▶ _RECORDS SHOWN_:
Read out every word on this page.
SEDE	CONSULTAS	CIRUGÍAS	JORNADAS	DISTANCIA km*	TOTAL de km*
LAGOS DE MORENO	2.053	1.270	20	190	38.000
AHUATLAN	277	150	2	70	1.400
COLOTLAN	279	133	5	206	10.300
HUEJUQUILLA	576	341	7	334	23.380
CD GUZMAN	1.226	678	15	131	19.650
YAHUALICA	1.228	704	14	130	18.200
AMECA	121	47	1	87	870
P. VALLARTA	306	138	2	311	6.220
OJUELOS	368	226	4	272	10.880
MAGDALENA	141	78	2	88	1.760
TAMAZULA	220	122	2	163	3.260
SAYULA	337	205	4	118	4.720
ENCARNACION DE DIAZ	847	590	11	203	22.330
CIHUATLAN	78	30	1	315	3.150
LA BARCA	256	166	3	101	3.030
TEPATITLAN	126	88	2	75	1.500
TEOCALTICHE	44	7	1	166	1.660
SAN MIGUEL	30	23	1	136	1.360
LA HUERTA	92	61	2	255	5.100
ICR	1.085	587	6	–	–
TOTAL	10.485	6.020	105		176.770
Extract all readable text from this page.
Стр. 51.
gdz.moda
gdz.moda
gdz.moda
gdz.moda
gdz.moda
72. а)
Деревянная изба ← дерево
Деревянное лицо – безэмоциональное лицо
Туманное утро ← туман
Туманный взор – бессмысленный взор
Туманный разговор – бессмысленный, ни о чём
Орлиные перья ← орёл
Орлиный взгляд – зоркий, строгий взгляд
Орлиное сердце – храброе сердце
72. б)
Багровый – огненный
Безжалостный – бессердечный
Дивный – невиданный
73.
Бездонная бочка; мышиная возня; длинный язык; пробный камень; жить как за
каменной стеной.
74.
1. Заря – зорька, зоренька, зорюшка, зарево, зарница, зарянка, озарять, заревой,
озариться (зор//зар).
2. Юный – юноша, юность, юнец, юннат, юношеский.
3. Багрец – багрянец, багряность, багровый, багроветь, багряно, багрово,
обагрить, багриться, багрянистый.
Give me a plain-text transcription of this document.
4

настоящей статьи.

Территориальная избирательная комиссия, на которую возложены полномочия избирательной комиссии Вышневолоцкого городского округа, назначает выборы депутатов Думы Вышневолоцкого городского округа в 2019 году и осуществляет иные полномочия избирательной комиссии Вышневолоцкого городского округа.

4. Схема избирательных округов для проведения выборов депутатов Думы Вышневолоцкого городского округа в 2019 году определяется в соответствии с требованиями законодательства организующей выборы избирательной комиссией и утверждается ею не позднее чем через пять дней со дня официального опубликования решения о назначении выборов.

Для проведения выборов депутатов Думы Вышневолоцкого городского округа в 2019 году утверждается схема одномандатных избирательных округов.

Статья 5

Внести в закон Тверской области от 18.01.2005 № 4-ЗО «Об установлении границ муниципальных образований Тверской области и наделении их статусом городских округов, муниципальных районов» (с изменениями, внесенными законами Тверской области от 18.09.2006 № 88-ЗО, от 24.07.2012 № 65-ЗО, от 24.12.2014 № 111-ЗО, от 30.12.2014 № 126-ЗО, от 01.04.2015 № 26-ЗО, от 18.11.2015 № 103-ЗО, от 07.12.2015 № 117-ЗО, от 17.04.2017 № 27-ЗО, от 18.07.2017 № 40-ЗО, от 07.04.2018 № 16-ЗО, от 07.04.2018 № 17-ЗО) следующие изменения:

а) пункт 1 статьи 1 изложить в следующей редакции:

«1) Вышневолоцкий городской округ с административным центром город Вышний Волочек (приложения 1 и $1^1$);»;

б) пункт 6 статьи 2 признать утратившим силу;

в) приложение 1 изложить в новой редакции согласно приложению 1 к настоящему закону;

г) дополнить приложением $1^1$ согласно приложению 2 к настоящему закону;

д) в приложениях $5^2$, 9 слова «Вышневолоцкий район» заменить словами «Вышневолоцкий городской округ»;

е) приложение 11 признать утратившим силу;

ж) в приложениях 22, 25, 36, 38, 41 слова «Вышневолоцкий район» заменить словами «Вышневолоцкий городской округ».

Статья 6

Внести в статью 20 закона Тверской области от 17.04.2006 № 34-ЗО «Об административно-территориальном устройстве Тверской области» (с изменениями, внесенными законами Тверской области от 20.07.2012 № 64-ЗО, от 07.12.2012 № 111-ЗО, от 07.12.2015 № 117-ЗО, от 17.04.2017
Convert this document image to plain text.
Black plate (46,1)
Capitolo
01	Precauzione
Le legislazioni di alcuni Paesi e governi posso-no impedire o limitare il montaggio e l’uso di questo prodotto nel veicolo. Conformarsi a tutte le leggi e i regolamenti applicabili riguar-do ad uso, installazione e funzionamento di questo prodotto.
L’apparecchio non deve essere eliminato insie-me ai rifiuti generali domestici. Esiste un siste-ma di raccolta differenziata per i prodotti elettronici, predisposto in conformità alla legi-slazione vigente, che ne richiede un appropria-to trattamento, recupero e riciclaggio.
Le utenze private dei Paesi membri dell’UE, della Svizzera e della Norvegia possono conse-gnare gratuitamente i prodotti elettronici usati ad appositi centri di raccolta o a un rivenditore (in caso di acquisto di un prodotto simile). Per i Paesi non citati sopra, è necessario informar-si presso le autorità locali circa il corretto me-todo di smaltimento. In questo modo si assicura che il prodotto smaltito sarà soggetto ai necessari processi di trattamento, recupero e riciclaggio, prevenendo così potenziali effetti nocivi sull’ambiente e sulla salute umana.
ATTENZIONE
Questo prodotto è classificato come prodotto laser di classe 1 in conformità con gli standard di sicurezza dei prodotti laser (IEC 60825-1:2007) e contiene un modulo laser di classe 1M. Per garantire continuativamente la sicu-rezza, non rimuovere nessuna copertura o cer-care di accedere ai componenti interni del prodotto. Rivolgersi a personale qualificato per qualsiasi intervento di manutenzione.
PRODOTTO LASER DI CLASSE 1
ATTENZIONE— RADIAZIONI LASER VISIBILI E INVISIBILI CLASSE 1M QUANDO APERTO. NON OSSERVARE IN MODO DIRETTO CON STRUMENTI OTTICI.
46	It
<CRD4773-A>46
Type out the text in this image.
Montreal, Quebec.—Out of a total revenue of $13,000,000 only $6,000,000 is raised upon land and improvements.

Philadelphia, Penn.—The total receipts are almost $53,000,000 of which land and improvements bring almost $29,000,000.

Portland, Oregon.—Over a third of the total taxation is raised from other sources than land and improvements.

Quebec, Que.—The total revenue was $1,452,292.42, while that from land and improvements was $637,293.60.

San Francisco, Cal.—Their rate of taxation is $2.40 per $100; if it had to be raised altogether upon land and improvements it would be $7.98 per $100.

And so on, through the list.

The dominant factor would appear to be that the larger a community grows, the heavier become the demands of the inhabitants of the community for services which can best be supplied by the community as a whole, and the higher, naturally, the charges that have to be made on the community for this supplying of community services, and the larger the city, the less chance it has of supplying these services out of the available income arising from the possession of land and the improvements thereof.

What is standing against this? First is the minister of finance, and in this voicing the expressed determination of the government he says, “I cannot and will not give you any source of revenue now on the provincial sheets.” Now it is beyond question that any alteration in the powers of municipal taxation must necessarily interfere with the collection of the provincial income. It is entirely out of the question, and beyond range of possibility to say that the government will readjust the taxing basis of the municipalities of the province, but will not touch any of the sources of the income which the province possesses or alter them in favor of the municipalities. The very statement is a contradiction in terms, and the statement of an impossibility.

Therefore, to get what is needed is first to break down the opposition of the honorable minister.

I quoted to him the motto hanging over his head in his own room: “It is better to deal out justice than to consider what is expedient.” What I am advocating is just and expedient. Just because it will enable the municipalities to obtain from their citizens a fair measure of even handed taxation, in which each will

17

▶ _STATED TASK_: How many lines of the entries above hold the string "утратившим"? Reply with the number alone.

▶ _EXERCISE OUTPUT_: 2